* _Your instructions_
Please work out how many lines in the material contain "Replace" and give only that figure.

┄┄┄┄┄┄

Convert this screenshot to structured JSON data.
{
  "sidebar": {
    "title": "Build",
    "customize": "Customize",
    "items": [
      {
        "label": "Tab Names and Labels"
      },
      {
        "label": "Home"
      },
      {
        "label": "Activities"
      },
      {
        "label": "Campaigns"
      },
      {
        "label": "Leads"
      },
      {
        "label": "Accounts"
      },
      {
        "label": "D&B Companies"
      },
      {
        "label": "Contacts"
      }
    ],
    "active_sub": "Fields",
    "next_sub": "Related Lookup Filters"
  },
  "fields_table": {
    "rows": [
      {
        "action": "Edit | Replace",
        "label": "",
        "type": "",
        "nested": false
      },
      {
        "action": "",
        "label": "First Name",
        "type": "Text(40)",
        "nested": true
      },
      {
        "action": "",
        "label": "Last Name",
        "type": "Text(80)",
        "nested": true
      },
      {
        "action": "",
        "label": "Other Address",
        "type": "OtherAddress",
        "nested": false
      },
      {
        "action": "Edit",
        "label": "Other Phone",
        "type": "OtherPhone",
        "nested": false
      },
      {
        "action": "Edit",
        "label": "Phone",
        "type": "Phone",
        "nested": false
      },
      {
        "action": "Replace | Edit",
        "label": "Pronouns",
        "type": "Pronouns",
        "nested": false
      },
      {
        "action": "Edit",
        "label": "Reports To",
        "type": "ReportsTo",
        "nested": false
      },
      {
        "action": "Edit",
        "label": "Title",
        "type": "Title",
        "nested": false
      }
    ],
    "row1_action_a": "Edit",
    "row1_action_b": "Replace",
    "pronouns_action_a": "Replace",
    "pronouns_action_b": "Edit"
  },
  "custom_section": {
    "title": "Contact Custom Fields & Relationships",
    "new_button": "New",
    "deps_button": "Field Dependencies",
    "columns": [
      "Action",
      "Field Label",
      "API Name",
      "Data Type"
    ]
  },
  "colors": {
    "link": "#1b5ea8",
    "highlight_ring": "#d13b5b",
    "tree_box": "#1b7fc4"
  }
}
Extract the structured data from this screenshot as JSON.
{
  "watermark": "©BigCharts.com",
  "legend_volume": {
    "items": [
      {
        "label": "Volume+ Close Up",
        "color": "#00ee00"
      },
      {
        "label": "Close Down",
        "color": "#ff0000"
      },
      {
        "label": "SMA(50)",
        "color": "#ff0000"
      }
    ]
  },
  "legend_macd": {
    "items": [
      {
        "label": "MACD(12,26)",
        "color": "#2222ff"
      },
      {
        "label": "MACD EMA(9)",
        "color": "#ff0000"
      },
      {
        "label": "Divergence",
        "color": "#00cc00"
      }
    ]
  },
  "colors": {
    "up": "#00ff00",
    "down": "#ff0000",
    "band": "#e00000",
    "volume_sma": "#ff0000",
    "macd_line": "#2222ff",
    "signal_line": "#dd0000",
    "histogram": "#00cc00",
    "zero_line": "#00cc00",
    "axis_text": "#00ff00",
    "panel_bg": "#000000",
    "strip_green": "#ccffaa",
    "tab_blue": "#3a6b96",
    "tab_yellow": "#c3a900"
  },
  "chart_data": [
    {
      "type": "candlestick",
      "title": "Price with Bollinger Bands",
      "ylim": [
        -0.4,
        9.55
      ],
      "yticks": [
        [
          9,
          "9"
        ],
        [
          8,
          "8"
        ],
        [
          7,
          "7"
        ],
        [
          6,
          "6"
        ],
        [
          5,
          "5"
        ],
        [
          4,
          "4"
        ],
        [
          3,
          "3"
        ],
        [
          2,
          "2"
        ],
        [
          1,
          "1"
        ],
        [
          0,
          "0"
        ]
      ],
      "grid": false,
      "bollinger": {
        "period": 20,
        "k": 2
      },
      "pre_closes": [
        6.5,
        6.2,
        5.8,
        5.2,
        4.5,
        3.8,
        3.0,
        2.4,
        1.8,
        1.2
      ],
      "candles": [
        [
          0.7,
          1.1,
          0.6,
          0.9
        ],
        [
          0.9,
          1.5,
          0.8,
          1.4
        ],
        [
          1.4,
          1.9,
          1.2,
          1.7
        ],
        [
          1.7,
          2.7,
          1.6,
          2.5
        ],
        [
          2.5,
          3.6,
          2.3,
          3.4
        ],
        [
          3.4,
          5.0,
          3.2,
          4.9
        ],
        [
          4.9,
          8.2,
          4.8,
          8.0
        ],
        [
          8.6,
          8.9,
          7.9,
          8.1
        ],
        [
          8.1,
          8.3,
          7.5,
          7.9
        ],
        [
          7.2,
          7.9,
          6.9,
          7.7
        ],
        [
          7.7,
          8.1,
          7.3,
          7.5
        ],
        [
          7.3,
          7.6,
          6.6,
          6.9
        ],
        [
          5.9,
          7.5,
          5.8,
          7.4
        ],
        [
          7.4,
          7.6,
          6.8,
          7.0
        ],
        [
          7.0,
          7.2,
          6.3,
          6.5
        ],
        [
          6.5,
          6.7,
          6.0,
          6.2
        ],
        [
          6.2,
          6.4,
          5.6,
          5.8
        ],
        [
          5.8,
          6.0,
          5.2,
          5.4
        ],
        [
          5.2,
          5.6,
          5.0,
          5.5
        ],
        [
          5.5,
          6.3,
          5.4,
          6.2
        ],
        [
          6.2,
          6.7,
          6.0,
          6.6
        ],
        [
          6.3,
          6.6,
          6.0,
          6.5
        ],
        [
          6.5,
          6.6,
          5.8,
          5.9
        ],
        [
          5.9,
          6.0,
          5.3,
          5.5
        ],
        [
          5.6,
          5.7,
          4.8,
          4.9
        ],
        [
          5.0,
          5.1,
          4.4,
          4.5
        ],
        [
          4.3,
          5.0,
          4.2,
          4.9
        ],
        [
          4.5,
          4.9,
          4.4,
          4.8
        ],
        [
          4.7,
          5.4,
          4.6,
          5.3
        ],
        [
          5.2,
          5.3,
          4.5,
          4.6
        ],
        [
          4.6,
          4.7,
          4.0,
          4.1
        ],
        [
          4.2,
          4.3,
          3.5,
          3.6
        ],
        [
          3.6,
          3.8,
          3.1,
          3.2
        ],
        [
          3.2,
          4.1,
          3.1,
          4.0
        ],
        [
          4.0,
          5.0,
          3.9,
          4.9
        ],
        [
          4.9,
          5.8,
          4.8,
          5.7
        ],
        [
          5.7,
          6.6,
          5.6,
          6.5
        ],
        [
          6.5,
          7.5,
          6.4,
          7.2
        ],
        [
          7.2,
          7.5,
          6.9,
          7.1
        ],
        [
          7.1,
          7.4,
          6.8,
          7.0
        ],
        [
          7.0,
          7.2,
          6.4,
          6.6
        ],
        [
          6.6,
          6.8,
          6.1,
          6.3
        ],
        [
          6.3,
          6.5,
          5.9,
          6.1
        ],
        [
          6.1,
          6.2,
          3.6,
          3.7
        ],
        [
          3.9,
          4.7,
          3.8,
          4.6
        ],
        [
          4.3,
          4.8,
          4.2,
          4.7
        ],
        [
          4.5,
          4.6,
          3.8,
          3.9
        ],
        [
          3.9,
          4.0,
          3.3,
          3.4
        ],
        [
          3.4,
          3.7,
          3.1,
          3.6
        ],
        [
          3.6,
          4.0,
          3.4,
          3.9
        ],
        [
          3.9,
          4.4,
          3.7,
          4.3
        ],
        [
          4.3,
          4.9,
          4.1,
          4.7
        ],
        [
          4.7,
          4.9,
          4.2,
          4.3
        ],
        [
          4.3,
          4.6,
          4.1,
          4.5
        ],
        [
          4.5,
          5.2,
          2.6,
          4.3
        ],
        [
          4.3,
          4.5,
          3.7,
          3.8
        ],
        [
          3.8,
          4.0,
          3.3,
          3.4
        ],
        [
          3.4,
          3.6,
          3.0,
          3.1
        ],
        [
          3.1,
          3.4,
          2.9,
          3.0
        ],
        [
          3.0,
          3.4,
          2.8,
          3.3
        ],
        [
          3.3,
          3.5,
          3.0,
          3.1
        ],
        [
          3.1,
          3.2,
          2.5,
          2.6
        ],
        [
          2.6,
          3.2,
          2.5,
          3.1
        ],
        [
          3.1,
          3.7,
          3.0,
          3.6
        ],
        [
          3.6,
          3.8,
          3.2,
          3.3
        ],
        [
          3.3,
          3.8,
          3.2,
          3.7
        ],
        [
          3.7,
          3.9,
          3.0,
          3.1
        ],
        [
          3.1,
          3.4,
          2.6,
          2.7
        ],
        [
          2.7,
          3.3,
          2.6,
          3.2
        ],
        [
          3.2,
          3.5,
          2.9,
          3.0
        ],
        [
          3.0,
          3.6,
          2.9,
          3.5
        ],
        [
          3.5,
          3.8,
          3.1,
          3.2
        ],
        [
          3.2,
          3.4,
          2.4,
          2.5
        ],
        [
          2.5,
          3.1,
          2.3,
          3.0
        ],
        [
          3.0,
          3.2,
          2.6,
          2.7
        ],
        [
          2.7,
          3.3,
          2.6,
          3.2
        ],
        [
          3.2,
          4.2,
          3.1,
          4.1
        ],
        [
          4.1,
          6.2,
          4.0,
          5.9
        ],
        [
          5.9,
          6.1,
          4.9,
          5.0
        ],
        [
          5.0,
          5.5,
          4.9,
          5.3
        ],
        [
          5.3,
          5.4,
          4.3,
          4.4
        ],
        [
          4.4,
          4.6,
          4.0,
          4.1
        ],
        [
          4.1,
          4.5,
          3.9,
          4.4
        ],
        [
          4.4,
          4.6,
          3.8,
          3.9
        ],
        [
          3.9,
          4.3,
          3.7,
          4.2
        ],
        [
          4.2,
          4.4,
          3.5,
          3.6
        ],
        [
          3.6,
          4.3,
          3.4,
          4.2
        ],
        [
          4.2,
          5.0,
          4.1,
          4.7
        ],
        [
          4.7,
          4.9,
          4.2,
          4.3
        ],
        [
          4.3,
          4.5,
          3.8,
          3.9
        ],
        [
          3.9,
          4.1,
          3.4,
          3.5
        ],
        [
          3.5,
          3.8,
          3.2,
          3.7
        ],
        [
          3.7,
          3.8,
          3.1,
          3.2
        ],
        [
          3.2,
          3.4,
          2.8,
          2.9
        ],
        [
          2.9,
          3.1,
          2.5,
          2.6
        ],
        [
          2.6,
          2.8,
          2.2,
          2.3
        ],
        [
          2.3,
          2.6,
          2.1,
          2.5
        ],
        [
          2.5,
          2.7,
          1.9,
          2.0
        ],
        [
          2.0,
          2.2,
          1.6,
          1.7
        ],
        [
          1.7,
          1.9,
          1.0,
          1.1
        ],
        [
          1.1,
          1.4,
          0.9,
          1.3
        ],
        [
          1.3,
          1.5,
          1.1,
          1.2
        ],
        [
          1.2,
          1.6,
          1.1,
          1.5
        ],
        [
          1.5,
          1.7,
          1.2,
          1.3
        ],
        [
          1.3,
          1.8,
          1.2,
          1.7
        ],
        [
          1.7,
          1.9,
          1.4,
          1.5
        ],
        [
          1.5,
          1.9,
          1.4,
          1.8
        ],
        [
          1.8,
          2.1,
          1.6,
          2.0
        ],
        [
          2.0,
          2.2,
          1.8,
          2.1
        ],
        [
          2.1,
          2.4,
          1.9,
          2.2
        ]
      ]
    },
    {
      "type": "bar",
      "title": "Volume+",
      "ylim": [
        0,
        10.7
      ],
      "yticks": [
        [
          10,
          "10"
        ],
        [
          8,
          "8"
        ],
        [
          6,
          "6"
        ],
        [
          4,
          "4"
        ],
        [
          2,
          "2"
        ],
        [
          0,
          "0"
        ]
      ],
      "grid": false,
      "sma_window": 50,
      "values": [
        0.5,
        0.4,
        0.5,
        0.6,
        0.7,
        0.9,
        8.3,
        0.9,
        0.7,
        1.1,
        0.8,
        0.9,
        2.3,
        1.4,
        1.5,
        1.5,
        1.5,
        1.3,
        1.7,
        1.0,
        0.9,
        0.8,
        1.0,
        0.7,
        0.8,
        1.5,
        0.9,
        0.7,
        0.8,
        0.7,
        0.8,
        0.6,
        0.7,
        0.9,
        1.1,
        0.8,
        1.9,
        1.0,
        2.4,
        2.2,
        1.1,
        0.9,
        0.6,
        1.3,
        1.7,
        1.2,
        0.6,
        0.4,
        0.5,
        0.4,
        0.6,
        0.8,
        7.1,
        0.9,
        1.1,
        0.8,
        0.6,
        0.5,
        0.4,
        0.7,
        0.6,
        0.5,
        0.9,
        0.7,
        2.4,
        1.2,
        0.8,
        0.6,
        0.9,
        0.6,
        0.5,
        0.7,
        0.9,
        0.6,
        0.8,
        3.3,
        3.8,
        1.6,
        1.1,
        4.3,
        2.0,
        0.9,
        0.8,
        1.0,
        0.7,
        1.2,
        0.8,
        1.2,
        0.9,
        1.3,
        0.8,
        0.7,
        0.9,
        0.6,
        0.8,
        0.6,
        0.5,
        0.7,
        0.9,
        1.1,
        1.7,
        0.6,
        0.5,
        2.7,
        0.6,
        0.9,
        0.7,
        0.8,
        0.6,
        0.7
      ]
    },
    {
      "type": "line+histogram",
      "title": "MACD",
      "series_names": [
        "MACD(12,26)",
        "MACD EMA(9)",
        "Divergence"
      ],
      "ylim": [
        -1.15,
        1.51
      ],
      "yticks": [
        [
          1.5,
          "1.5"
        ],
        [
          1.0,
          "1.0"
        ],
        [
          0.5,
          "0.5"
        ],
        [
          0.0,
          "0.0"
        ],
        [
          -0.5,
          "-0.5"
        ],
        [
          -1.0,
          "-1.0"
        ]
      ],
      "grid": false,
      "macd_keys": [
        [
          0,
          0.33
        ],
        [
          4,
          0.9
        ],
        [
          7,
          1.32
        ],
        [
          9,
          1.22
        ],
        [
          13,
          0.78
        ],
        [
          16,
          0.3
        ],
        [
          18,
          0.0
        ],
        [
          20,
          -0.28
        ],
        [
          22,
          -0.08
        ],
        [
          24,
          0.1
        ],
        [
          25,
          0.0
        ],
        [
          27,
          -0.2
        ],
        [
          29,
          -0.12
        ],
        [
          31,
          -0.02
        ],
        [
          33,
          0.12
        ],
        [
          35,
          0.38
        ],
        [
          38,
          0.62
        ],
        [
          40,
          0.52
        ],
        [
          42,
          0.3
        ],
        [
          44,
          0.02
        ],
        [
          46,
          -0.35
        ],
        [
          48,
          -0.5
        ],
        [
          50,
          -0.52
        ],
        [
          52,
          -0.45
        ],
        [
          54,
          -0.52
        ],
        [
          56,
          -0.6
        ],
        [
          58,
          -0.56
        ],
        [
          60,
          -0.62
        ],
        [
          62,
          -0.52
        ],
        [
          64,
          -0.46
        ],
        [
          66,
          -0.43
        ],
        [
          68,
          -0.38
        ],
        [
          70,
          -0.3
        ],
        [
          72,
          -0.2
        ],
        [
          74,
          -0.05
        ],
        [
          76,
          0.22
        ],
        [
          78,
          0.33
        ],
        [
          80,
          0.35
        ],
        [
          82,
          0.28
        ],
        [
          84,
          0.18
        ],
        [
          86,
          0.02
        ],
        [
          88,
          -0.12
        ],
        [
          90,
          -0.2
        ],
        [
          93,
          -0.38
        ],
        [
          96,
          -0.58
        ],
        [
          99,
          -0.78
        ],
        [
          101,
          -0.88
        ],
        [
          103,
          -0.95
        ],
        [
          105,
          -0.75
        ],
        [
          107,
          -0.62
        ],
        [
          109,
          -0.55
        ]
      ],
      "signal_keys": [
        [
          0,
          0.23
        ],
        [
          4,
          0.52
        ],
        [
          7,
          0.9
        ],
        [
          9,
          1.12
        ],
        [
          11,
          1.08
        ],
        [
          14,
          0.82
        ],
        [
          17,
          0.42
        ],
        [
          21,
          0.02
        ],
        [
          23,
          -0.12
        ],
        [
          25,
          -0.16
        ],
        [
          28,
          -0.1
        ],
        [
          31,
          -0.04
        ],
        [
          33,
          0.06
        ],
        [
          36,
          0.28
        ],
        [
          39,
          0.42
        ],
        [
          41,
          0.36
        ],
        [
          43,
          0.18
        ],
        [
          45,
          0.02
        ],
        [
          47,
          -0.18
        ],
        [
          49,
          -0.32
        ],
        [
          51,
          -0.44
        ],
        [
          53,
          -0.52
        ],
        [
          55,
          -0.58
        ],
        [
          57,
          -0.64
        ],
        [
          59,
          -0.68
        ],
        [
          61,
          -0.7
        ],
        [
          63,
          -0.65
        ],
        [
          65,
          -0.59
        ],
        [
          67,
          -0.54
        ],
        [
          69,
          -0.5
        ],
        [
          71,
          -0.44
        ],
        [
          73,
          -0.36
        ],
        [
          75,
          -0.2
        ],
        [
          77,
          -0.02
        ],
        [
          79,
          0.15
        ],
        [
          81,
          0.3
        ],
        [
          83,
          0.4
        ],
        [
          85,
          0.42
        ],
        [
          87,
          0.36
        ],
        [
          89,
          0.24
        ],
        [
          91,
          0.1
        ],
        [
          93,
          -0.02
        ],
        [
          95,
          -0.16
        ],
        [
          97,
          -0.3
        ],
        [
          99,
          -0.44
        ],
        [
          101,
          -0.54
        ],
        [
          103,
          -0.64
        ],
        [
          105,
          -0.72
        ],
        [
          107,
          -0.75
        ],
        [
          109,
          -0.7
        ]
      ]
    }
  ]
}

┄┄┄┄┄┄

* _Task answer_
4